• [Problem] Whether an entry is long or short, retype it exactly.

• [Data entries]
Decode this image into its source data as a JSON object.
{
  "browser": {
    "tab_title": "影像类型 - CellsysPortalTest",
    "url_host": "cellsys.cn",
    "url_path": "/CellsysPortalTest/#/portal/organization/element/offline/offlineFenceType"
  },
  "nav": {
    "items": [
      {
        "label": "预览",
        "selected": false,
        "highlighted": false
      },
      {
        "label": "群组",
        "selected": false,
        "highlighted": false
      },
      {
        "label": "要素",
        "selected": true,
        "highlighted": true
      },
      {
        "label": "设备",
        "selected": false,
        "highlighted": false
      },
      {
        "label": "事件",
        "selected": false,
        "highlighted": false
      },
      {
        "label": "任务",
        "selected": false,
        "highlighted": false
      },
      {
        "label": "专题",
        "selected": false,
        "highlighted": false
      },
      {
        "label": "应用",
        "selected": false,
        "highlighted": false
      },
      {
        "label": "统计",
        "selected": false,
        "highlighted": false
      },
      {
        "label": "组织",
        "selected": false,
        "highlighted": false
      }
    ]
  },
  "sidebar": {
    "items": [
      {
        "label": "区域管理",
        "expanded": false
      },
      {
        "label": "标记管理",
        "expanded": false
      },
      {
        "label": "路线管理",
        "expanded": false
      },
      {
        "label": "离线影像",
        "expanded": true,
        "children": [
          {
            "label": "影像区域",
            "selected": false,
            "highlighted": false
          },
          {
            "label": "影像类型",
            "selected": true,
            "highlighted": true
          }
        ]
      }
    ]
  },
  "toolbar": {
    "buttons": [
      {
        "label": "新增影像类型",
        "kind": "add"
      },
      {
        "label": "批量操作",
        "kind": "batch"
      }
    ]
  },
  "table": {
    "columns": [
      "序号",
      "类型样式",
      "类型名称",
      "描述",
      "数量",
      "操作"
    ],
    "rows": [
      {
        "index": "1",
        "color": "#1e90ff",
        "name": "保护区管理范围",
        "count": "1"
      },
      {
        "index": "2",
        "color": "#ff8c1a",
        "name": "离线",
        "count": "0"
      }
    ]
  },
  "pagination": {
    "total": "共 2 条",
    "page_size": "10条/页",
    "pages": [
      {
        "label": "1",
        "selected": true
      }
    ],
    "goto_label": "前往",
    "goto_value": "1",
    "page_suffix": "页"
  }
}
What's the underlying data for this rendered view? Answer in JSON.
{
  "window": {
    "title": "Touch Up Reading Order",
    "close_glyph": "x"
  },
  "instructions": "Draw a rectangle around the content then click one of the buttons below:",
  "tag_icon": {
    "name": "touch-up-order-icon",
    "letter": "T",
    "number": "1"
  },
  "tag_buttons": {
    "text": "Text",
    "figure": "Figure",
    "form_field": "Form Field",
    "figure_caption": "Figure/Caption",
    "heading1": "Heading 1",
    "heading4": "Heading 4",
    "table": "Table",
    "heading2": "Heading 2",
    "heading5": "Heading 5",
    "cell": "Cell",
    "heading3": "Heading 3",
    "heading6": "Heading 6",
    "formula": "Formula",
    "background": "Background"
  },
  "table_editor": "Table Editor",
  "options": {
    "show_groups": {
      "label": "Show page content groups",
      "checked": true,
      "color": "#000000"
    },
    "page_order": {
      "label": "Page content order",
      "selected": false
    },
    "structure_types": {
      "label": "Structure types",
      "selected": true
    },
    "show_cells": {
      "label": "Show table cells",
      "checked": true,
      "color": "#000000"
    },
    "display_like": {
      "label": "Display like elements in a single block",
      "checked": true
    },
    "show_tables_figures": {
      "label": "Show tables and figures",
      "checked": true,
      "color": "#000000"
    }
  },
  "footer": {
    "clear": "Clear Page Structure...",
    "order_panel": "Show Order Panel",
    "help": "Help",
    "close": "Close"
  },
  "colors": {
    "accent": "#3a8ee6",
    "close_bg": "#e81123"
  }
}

• [Completed exercise]
Decode this image into its source data as a JSON object.
{
  "browser": {
    "tab_title": "影像类型 - CellsysPortalTest",
    "url_host": "cellsys.cn",
    "url_path": "/CellsysPortalTest/#/portal/organization/element/offline/offlineFenceType"
  },
  "nav": {
    "items": [
      {
        "label": "预览",
        "selected": false,
        "highlighted": false
      },
      {
        "label": "群组",
        "selected": false,
        "highlighted": false
      },
      {
        "label": "要素",
        "selected": true,
        "highlighted": true
      },
      {
        "label": "设备",
        "selected": false,
        "highlighted": false
      },
      {
        "label": "事件",
        "selected": false,
        "highlighted": false
      },
      {
        "label": "任务",
        "selected": false,
        "highlighted": false
      },
      {
        "label": "专题",
        "selected": false,
        "highlighted": false
      },
      {
        "label": "应用",
        "selected": false,
        "highlighted": false
      },
      {
        "label": "统计",
        "selected": false,
        "highlighted": false
      },
      {
        "label": "组织",
        "selected": false,
        "highlighted": false
      }
    ]
  },
  "sidebar": {
    "items": [
      {
        "label": "区域管理",
        "expanded": false
      },
      {
        "label": "标记管理",
        "expanded": false
      },
      {
        "label": "路线管理",
        "expanded": false
      },
      {
        "label": "离线影像",
        "expanded": true,
        "children": [
          {
            "label": "影像区域",
            "selected": false,
            "highlighted": false
          },
          {
            "label": "影像类型",
            "selected": true,
            "highlighted": true
          }
        ]
      }
    ]
  },
  "toolbar": {
    "buttons": [
      {
        "label": "新增影像类型",
        "kind": "add"
      },
      {
        "label": "批量操作",
        "kind": "batch"
      }
    ]
  },
  "table": {
    "columns": [
      "序号",
      "类型样式",
      "类型名称",
      "描述",
      "数量",
      "操作"
    ],
    "rows": [
      {
        "index": "1",
        "color": "#1e90ff",
        "name": "保护区管理范围",
        "count": "1"
      },
      {
        "index": "2",
        "color": "#ff8c1a",
        "name": "离线",
        "count": "0"
      }
    ]
  },
  "pagination": {
    "total": "共 2 条",
    "page_size": "10条/页",
    "pages": [
      {
        "label": "1",
        "selected": true
      }
    ],
    "goto_label": "前往",
    "goto_value": "1",
    "page_suffix": "页"
  }
}
What's the underlying data for this rendered view? Answer in JSON.
{
  "window": {
    "title": "Touch Up Reading Order",
    "close_glyph": "x"
  },
  "instructions": "Draw a rectangle around the content then click one of the buttons below:",
  "tag_icon": {
    "name": "touch-up-order-icon",
    "letter": "T",
    "number": "1"
  },
  "tag_buttons": {
    "text": "Text",
    "figure": "Figure",
    "form_field": "Form Field",
    "figure_caption": "Figure/Caption",
    "heading1": "Heading 1",
    "heading4": "Heading 4",
    "table": "Table",
    "heading2": "Heading 2",
    "heading5": "Heading 5",
    "cell": "Cell",
    "heading3": "Heading 3",
    "heading6": "Heading 6",
    "formula": "Formula",
    "background": "Background"
  },
  "table_editor": "Table Editor",
  "options": {
    "show_groups": {
      "label": "Show page content groups",
      "checked": true,
      "color": "#000000"
    },
    "page_order": {
      "label": "Page content order",
      "selected": false
    },
    "structure_types": {
      "label": "Structure types",
      "selected": true
    },
    "show_cells": {
      "label": "Show table cells",
      "checked": true,
      "color": "#000000"
    },
    "display_like": {
      "label": "Display like elements in a single block",
      "checked": true
    },
    "show_tables_figures": {
      "label": "Show tables and figures",
      "checked": true,
      "color": "#000000"
    }
  },
  "footer": {
    "clear": "Clear Page Structure...",
    "order_panel": "Show Order Panel",
    "help": "Help",
    "close": "Close"
  },
  "colors": {
    "accent": "#3a8ee6",
    "close_bg": "#e81123"
  }
}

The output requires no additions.